** BEGIN RECORD EXCERPTS **

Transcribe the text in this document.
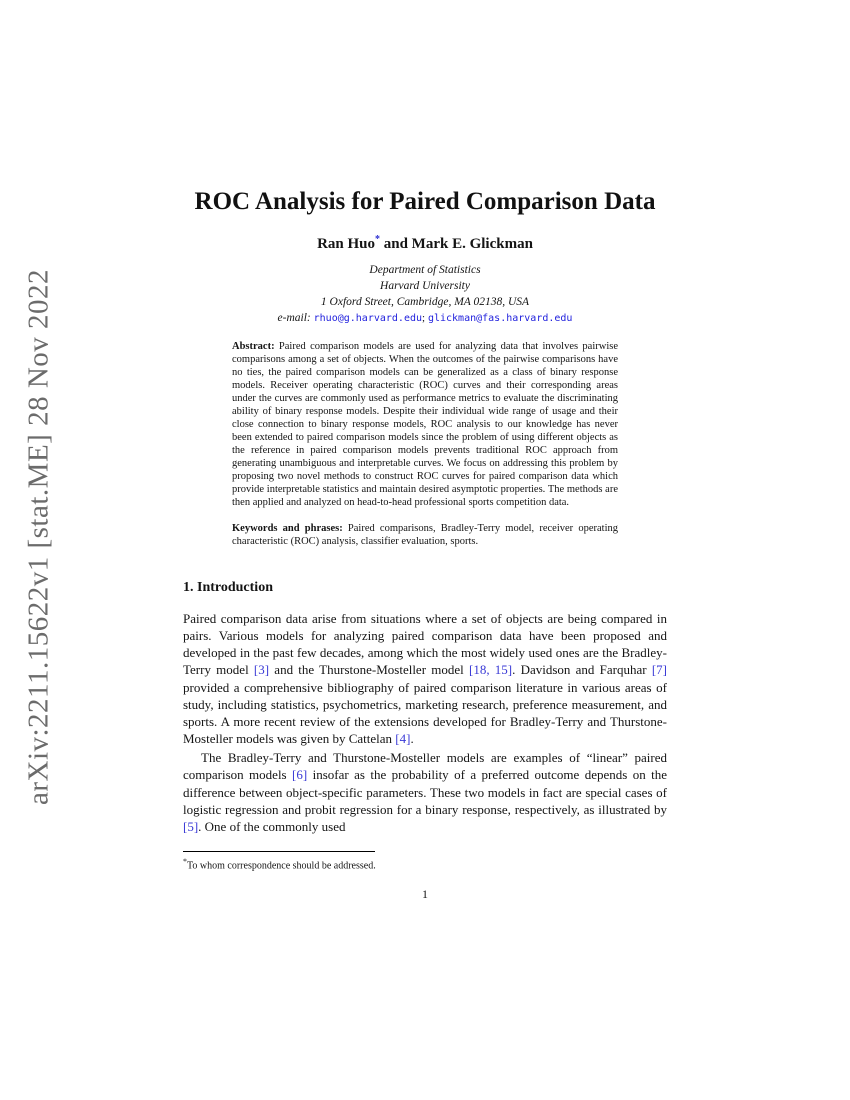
arXiv:2211.15622v1 [stat.ME] 28 Nov 2022
ROC Analysis for Paired Comparison Data
Ran Huo* and Mark E. Glickman
Department of Statistics
Harvard University
1 Oxford Street, Cambridge, MA 02138, USA
e-mail: rhuo@g.harvard.edu; glickman@fas.harvard.edu
Abstract: Paired comparison models are used for analyzing data that involves pairwise comparisons among a set of objects. When the outcomes of the pairwise comparisons have no ties, the paired comparison models can be generalized as a class of binary response models. Receiver operating characteristic (ROC) curves and their corresponding areas under the curves are commonly used as performance metrics to evaluate the discriminating ability of binary response models. Despite their individual wide range of usage and their close connection to binary response models, ROC analysis to our knowledge has never been extended to paired comparison models since the problem of using different objects as the reference in paired comparison models prevents traditional ROC approach from generating unambiguous and interpretable curves. We focus on addressing this problem by proposing two novel methods to construct ROC curves for paired comparison data which provide interpretable statistics and maintain desired asymptotic properties. The methods are then applied and analyzed on head-to-head professional sports competition data.
Keywords and phrases: Paired comparisons, Bradley-Terry model, receiver operating characteristic (ROC) analysis, classifier evaluation, sports.
1. Introduction

Paired comparison data arise from situations where a set of objects are being compared in pairs. Various models for analyzing paired comparison data have been proposed and developed in the past few decades, among which the most widely used ones are the Bradley-Terry model [3] and the Thurstone-Mosteller model [18, 15]. Davidson and Farquhar [7] provided a comprehensive bibliography of paired comparison literature in various areas of study, including statistics, psychometrics, marketing research, preference measurement, and sports. A more recent review of the extensions developed for Bradley-Terry and Thurstone-Mosteller models was given by Cattelan [4].

The Bradley-Terry and Thurstone-Mosteller models are examples of “linear” paired comparison models [6] insofar as the probability of a preferred outcome depends on the difference between object-specific parameters. These two models in fact are special cases of logistic regression and probit regression for a binary response, respectively, as illustrated by [5]. One of the commonly used

*To whom correspondence should be addressed.
1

** END RECORD EXCERPTS **

Can you repeat every record above exactly, apart from the pictures?

Transcribe the text in this document.
arXiv:2211.15622v1 [stat.ME] 28 Nov 2022
ROC Analysis for Paired Comparison Data
Ran Huo* and Mark E. Glickman
Department of Statistics
Harvard University
1 Oxford Street, Cambridge, MA 02138, USA
e-mail: rhuo@g.harvard.edu; glickman@fas.harvard.edu
Abstract: Paired comparison models are used for analyzing data that involves pairwise comparisons among a set of objects. When the outcomes of the pairwise comparisons have no ties, the paired comparison models can be generalized as a class of binary response models. Receiver operating characteristic (ROC) curves and their corresponding areas under the curves are commonly used as performance metrics to evaluate the discriminating ability of binary response models. Despite their individual wide range of usage and their close connection to binary response models, ROC analysis to our knowledge has never been extended to paired comparison models since the problem of using different objects as the reference in paired comparison models prevents traditional ROC approach from generating unambiguous and interpretable curves. We focus on addressing this problem by proposing two novel methods to construct ROC curves for paired comparison data which provide interpretable statistics and maintain desired asymptotic properties. The methods are then applied and analyzed on head-to-head professional sports competition data.
Keywords and phrases: Paired comparisons, Bradley-Terry model, receiver operating characteristic (ROC) analysis, classifier evaluation, sports.
1. Introduction

Paired comparison data arise from situations where a set of objects are being compared in pairs. Various models for analyzing paired comparison data have been proposed and developed in the past few decades, among which the most widely used ones are the Bradley-Terry model [3] and the Thurstone-Mosteller model [18, 15]. Davidson and Farquhar [7] provided a comprehensive bibliography of paired comparison literature in various areas of study, including statistics, psychometrics, marketing research, preference measurement, and sports. A more recent review of the extensions developed for Bradley-Terry and Thurstone-Mosteller models was given by Cattelan [4].

The Bradley-Terry and Thurstone-Mosteller models are examples of “linear” paired comparison models [6] insofar as the probability of a preferred outcome depends on the difference between object-specific parameters. These two models in fact are special cases of logistic regression and probit regression for a binary response, respectively, as illustrated by [5]. One of the commonly used

*To whom correspondence should be addressed.
1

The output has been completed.